* _Given passage_
- - -

Attribute Macro run_example 

Source
#[run_example]
Available on crate feature run-example only.
Expand description

This macro helps to run an example in the project’s examples/ directory using a development server.

The macro expands into:

  • A #[wasm_bindgen(start)] entry-point (compiled only for wasm32) that runs your function body.
  • A native main (compiled for all other targets) with dist and start subcommands, so cargo run --example my_example automatically builds and serves the Wasm bundle without any separate xtask/ crate.

§Usage

§Minimal example (no arguments)

When no arguments are passed the macro auto-generates a minimal index.html that loads app.js. This is the recommended approach for most projects.

  • examples/my_example.rs:

    use wasm_bindgen::prelude::*;
    
    #[wasm_bindgen]
    extern "C" {
        #[wasm_bindgen(js_namespace = console)]
        fn log(s: &str);
    }
    
    #[xtask_wasm::run_example]
    fn run_app() {
        log("Hello from Wasm!");
    }
  • Cargo.toml (dev-dependency, wasm32 target only so native builds stay clean):

    [target.'cfg(target_arch = "wasm32")'.dev-dependencies]
    xtask-wasm = { version = "*", features = ["run-example"] }
  • Run the development server:

    cargo run --example my_example

§egui / eframe example

eframe builds on top of wasm_bindgen and uses web_sys::HtmlCanvasElement directly — no canvas ID string. The pattern below is compatible with eframe 0.29+.

  • examples/webapp.rs:

    use eframe::wasm_bindgen::JsCast as _;
    
    #[xtask_wasm::run_example]
    fn run() {
        // Create a <canvas> element dynamically — no index.html canvas needed.
        let document = web_sys::window().unwrap().document().unwrap();
        let body = document.body().unwrap();
        let canvas = document
            .create_element("canvas").unwrap()
            .dyn_into::<web_sys::HtmlCanvasElement>().unwrap();
        canvas.set_id("the_canvas_id");
        canvas.set_attribute("style", "width:100%;height:100%").unwrap();
        body.append_child(&canvas).unwrap();
    
        let runner = eframe::WebRunner::new();
        // `spawn_local` drives the async start() future on the wasm32 executor.
        wasm_bindgen_futures::spawn_local(async move {
            runner
                .start(canvas, eframe::WebOptions::default(), Box::new(|_cc| {
                    Ok(Box::new(MyApp::default()))

- - -

* _Exercise 1_
Decide whether each statement agrees with the run_example documentation. Answer yes or no for each, and quote the words from the documentation that decide it.
(a) The macro can be used only when the run-example crate feature is enabled.
(b) If no arguments are passed, you must write your own index.html.
(c) The egui / eframe pattern works with eframe 0.29 and later.
* _Exercise 2_
Copy word for word the part of the run_example documentation starting at "Expand description" and ending at "for most projects.".

- - -

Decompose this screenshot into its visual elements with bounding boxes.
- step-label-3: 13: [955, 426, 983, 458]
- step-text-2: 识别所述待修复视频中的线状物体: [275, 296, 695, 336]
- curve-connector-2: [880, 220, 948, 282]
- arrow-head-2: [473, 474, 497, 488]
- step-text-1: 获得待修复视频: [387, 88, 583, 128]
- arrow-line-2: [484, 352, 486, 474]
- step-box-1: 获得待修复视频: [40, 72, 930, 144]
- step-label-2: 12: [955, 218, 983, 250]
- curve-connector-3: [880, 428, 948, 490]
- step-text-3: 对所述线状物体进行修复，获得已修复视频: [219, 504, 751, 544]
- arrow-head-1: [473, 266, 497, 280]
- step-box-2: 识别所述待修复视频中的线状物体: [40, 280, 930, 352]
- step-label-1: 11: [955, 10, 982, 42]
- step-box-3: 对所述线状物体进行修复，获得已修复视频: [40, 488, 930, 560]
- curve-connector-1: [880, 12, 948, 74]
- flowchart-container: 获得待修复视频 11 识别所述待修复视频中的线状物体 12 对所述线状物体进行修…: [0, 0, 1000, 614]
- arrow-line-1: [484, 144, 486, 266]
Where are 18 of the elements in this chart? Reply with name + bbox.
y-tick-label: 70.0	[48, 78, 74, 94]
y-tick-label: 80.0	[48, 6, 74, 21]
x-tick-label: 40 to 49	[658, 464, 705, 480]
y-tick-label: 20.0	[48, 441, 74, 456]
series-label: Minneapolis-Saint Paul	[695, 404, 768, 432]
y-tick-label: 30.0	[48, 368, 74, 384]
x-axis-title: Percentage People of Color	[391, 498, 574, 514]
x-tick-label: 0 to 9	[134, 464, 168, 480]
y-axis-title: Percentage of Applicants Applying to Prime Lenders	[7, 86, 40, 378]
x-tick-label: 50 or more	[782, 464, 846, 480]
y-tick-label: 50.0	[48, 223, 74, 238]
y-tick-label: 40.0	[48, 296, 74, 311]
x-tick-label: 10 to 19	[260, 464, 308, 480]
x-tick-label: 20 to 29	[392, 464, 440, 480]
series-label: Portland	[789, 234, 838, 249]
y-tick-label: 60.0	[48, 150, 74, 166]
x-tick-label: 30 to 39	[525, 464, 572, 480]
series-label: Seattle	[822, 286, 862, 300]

- - -

* _Answer space 1_
(a) Yes: "Available on crate feature run-example only."
(b) No: "When no arguments are passed the macro auto-generates a minimal index.html that loads app.js."
(c) Yes: "The pattern below is compatible with eframe 0.29+."

* _Answer space 2_
Expand description

This macro helps to run an example in the project’s examples/ directory using a development server.

The macro expands into:

  • A #[wasm_bindgen(start)] entry-point (compiled only for wasm32) that runs your function body.
  • A native main (compiled for all other targets) with dist and start subcommands, so cargo run --example my_example automatically builds and serves the Wasm bundle without any separate xtask/ crate.

§Usage

§Minimal example (no arguments)

When no arguments are passed the macro auto-generates a minimal index.html that loads app.js. This is the recommended approach for most projects.